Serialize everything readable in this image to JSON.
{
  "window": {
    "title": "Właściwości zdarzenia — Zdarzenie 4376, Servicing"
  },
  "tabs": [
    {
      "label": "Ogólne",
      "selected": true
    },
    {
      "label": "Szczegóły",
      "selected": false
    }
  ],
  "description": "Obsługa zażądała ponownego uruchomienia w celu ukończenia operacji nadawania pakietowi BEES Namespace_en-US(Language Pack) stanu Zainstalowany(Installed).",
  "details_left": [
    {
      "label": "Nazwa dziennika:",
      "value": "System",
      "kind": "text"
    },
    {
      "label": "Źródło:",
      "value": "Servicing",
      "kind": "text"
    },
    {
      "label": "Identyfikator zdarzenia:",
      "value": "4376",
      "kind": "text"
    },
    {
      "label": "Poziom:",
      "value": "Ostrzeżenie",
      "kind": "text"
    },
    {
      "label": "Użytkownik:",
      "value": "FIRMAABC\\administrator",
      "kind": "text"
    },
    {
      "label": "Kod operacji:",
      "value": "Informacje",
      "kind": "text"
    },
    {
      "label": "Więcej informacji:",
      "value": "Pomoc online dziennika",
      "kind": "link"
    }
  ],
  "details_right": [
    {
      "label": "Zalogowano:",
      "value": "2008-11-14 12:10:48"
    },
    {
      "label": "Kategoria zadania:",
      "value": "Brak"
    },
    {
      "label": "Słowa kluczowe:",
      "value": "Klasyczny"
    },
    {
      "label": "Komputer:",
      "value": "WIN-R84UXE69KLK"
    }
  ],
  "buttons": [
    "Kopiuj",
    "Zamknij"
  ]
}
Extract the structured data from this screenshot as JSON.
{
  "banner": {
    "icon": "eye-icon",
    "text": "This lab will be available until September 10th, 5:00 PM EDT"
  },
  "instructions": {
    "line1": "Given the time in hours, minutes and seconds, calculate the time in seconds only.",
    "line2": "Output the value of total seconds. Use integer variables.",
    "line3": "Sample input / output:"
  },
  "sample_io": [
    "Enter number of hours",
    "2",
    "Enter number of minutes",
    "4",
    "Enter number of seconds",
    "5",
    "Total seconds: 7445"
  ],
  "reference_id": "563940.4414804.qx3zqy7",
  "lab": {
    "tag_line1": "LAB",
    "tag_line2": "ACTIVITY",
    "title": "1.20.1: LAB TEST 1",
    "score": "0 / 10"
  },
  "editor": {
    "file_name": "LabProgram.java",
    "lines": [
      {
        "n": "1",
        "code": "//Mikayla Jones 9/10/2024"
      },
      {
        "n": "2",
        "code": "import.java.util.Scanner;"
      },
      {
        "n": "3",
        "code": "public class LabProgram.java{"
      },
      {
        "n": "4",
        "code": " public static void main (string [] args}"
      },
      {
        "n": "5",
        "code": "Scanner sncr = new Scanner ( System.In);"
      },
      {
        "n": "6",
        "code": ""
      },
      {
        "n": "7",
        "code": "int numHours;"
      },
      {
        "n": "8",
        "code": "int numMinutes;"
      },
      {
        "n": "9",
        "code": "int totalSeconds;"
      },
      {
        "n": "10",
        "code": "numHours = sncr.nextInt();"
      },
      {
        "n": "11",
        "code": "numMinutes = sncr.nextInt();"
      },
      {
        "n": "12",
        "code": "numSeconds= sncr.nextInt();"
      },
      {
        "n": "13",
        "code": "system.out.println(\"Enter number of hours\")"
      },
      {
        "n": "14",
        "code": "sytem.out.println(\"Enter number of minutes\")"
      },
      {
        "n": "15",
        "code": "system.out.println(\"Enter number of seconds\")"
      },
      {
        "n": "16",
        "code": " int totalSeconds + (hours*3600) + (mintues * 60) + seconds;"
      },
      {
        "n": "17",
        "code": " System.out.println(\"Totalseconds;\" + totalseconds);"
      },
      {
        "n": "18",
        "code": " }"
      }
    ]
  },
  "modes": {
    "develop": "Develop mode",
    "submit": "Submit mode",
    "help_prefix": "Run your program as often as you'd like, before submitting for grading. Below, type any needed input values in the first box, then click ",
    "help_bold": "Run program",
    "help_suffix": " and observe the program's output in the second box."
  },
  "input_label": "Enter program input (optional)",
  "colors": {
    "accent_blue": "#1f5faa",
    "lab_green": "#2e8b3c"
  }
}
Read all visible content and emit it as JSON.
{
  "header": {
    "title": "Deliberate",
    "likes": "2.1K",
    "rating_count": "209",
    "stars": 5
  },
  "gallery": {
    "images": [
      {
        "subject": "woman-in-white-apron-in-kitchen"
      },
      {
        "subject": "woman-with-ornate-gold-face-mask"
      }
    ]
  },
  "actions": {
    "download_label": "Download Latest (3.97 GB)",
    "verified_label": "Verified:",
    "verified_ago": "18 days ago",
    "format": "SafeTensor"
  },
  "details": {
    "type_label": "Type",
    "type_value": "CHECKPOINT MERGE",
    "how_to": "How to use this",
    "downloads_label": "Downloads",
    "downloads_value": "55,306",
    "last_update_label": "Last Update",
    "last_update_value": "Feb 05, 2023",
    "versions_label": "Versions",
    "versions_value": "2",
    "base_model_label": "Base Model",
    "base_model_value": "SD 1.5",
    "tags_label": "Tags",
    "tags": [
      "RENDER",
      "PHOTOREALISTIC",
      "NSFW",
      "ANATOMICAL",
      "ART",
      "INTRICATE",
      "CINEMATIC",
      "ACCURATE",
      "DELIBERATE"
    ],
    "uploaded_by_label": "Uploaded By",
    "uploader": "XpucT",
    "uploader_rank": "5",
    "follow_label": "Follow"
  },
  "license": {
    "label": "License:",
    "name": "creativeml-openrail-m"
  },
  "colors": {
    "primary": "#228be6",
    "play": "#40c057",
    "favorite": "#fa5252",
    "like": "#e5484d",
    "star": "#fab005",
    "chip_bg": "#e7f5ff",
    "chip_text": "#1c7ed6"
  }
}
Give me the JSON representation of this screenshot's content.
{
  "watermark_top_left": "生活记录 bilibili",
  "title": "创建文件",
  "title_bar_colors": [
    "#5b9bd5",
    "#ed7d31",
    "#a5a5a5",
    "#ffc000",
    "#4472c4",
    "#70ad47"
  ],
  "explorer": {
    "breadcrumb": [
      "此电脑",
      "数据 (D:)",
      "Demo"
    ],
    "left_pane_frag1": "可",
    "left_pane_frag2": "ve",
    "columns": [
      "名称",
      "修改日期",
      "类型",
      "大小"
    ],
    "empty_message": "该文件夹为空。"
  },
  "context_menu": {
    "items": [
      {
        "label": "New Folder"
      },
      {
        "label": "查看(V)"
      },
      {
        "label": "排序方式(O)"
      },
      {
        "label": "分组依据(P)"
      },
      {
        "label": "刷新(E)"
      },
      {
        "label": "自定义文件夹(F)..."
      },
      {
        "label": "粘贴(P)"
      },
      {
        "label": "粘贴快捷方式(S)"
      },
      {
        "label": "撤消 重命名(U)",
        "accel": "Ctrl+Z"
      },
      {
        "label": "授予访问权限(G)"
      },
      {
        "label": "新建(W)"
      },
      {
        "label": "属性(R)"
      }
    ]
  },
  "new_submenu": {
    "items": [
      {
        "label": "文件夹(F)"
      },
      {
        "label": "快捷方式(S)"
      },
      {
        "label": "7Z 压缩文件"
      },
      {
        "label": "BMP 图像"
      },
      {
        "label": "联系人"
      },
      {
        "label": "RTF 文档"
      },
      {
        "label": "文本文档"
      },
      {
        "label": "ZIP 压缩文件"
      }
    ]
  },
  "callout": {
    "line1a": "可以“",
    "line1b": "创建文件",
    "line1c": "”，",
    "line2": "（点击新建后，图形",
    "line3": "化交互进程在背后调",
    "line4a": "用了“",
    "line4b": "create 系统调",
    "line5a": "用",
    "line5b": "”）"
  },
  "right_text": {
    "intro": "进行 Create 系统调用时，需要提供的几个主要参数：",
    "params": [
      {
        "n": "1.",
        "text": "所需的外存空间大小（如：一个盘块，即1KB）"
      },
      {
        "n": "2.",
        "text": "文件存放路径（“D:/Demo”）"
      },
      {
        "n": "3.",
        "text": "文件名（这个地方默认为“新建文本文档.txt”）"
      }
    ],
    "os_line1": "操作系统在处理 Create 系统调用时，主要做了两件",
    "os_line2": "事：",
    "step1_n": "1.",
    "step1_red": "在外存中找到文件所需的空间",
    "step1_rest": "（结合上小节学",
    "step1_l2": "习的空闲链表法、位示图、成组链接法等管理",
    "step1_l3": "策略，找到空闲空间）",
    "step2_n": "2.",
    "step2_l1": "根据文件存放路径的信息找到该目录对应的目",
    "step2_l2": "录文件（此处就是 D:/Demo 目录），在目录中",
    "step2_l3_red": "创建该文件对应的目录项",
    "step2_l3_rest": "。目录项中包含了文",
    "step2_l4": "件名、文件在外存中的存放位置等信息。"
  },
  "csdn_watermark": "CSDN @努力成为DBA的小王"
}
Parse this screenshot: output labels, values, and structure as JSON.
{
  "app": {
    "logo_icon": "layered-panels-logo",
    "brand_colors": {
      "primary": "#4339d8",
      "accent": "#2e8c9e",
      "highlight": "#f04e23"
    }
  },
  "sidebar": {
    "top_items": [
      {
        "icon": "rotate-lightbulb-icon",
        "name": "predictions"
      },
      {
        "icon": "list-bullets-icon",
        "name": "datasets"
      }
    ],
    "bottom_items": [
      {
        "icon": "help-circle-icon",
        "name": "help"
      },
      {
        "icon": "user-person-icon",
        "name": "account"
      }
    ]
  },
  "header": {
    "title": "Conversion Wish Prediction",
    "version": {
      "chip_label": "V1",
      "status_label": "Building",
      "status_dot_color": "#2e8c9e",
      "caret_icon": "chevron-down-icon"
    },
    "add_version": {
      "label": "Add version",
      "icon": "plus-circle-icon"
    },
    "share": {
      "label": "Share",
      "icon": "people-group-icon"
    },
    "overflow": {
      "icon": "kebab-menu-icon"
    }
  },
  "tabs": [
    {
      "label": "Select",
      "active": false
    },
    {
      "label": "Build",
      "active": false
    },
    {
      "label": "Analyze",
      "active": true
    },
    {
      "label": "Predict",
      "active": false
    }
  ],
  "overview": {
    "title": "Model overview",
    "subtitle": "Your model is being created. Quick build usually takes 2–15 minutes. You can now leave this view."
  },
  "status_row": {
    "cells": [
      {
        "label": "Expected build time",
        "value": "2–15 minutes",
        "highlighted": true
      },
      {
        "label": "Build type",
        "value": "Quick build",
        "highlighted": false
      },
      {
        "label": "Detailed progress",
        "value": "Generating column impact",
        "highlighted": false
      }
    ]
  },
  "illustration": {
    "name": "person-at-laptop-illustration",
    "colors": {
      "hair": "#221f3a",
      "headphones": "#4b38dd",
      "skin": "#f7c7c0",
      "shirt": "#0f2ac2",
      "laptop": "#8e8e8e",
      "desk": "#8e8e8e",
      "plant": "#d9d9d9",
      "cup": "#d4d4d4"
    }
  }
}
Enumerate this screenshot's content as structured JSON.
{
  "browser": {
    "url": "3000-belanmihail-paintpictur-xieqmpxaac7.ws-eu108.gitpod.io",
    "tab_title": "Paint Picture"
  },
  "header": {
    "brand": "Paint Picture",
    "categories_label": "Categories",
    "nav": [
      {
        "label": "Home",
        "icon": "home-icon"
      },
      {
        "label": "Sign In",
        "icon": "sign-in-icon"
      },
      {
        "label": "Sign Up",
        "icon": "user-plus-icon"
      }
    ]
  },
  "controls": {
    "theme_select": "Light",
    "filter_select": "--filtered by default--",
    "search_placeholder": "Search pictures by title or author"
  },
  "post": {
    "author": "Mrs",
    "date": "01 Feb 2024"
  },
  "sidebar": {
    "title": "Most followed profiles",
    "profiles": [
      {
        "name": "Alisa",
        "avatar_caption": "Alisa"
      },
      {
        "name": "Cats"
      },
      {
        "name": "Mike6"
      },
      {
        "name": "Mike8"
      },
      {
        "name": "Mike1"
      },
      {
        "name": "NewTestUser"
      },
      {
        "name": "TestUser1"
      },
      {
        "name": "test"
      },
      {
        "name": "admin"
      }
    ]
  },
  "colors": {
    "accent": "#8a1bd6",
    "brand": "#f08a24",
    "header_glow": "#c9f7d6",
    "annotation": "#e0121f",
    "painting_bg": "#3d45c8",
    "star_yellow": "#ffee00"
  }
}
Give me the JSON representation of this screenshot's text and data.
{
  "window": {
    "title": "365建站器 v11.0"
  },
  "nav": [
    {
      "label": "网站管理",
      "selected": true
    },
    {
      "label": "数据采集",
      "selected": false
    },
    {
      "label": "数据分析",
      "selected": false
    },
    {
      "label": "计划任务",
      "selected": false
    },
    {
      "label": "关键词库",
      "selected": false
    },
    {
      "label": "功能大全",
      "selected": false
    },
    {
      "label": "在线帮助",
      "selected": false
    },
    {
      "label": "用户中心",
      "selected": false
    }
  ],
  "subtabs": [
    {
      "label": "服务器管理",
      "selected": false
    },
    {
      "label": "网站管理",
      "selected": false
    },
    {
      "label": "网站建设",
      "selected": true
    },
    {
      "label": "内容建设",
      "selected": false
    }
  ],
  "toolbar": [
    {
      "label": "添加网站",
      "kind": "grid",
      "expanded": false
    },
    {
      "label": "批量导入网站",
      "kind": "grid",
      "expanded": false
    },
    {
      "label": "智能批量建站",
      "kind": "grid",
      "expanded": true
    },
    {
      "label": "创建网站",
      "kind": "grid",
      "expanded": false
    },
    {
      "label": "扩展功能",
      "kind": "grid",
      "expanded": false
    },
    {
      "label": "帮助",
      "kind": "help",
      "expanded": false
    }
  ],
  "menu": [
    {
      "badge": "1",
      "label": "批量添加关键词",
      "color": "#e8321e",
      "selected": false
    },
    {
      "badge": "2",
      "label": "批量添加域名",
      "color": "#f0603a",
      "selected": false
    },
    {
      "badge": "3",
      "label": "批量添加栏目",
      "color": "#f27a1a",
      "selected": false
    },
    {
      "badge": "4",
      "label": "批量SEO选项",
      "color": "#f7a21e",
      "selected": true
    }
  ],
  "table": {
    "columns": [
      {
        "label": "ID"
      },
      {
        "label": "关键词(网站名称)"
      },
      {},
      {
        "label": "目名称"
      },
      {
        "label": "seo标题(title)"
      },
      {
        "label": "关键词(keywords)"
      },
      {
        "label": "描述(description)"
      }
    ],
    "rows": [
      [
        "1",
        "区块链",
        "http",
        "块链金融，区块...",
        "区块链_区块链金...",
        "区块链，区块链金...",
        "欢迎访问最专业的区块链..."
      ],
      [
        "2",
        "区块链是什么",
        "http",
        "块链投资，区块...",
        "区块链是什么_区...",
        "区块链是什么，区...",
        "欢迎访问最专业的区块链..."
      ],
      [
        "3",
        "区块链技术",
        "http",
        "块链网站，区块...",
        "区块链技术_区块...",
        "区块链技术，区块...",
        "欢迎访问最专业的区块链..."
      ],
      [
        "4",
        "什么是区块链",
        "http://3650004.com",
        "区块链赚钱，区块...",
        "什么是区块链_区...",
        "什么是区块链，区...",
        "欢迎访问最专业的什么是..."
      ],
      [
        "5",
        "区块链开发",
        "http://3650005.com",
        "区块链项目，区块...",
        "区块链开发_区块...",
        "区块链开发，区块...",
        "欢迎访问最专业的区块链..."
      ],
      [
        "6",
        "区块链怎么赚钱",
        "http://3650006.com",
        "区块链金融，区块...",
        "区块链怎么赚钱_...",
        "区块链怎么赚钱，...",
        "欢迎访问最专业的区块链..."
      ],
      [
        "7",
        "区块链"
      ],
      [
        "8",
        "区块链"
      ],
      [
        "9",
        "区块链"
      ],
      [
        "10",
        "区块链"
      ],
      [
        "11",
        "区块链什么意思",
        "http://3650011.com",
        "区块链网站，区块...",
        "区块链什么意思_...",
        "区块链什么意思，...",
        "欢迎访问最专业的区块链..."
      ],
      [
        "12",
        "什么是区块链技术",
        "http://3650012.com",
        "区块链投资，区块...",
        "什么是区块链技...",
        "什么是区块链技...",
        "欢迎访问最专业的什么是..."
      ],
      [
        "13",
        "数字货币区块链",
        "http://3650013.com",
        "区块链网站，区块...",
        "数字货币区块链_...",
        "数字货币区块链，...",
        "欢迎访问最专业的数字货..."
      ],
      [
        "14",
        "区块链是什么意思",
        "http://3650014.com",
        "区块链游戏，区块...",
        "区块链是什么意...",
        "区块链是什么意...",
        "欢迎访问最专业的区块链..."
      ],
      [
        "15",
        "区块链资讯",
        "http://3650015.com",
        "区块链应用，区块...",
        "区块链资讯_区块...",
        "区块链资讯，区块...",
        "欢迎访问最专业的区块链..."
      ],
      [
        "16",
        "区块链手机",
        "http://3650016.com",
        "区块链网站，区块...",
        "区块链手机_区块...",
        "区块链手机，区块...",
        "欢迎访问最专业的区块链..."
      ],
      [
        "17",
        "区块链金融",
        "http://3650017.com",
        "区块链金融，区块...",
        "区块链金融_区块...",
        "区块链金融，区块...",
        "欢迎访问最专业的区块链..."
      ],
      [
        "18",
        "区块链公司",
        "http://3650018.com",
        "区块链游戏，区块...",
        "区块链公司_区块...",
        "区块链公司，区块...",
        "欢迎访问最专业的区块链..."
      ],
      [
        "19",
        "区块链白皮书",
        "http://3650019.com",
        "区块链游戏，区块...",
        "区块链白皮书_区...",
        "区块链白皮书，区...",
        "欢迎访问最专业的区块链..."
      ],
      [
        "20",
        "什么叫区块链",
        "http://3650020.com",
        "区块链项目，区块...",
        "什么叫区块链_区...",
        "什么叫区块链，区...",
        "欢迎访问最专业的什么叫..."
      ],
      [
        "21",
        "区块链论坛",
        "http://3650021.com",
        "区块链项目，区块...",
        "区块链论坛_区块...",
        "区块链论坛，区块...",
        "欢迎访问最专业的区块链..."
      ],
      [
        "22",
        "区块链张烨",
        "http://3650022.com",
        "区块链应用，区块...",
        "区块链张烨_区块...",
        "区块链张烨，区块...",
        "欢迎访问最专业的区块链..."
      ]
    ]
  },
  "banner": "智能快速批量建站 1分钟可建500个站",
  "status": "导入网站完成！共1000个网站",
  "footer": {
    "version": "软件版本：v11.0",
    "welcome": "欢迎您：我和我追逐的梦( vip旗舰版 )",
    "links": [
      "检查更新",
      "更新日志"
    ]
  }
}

:: SHORT TASK ::
For each line of the listing that holds the word "public", show that line.

:: RESPONSE TO THE EXERCISE ::
        "code": "public class LabProgram.java{"
        "code": " public static void main (string [] args}"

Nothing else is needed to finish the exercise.